* _Instructions for the task_:
What follows is a set of entries. Give them again exactly, without the pictures.

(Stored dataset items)
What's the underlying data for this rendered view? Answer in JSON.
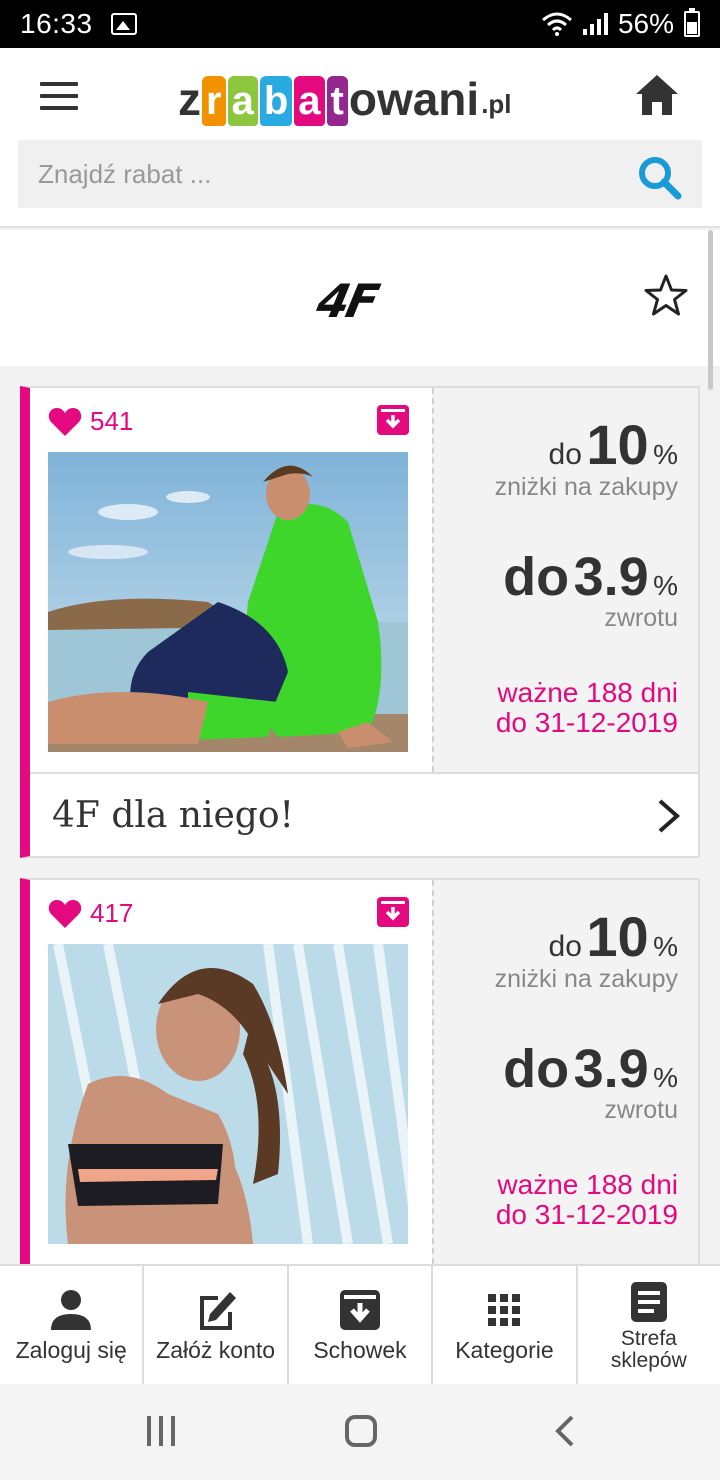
{
  "status_bar": {
    "time": "16:33",
    "battery": "56%"
  },
  "header": {
    "logo": {
      "z": "z",
      "r": "r",
      "a": "a",
      "b": "b",
      "a2": "a",
      "t": "t",
      "rest": "owani",
      "tld": ".pl"
    },
    "search_placeholder": "Znajdź rabat ..."
  },
  "brand": {
    "logo_text": "4F"
  },
  "colors": {
    "accent": "#e5097f",
    "search_icon": "#1a9ad6",
    "text": "#333333"
  },
  "cards": [
    {
      "likes": "541",
      "discount_prefix": "do",
      "discount_value": "10",
      "discount_unit": "%",
      "discount_label": "zniżki na zakupy",
      "cashback_prefix": "do",
      "cashback_value": "3.9",
      "cashback_unit": "%",
      "cashback_label": "zwrotu",
      "valid_days": "ważne 188 dni",
      "valid_until": "do 31-12-2019",
      "title": "4F dla niego!"
    },
    {
      "likes": "417",
      "discount_prefix": "do",
      "discount_value": "10",
      "discount_unit": "%",
      "discount_label": "zniżki na zakupy",
      "cashback_prefix": "do",
      "cashback_value": "3.9",
      "cashback_unit": "%",
      "cashback_label": "zwrotu",
      "valid_days": "ważne 188 dni",
      "valid_until": "do 31-12-2019"
    }
  ],
  "bottom_nav": {
    "login": "Zaloguj się",
    "register": "Załóż konto",
    "clipboard": "Schowek",
    "categories": "Kategorie",
    "shops_line1": "Strefa",
    "shops_line2": "sklepów"
  }
}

* _Solution_:
What's the underlying data for this rendered view? Answer in JSON.
{
  "status_bar": {
    "time": "16:33",
    "battery": "56%"
  },
  "header": {
    "logo": {
      "z": "z",
      "r": "r",
      "a": "a",
      "b": "b",
      "a2": "a",
      "t": "t",
      "rest": "owani",
      "tld": ".pl"
    },
    "search_placeholder": "Znajdź rabat ..."
  },
  "brand": {
    "logo_text": "4F"
  },
  "colors": {
    "accent": "#e5097f",
    "search_icon": "#1a9ad6",
    "text": "#333333"
  },
  "cards": [
    {
      "likes": "541",
      "discount_prefix": "do",
      "discount_value": "10",
      "discount_unit": "%",
      "discount_label": "zniżki na zakupy",
      "cashback_prefix": "do",
      "cashback_value": "3.9",
      "cashback_unit": "%",
      "cashback_label": "zwrotu",
      "valid_days": "ważne 188 dni",
      "valid_until": "do 31-12-2019",
      "title": "4F dla niego!"
    },
    {
      "likes": "417",
      "discount_prefix": "do",
      "discount_value": "10",
      "discount_unit": "%",
      "discount_label": "zniżki na zakupy",
      "cashback_prefix": "do",
      "cashback_value": "3.9",
      "cashback_unit": "%",
      "cashback_label": "zwrotu",
      "valid_days": "ważne 188 dni",
      "valid_until": "do 31-12-2019"
    }
  ],
  "bottom_nav": {
    "login": "Zaloguj się",
    "register": "Załóż konto",
    "clipboard": "Schowek",
    "categories": "Kategorie",
    "shops_line1": "Strefa",
    "shops_line2": "sklepów"
  }
}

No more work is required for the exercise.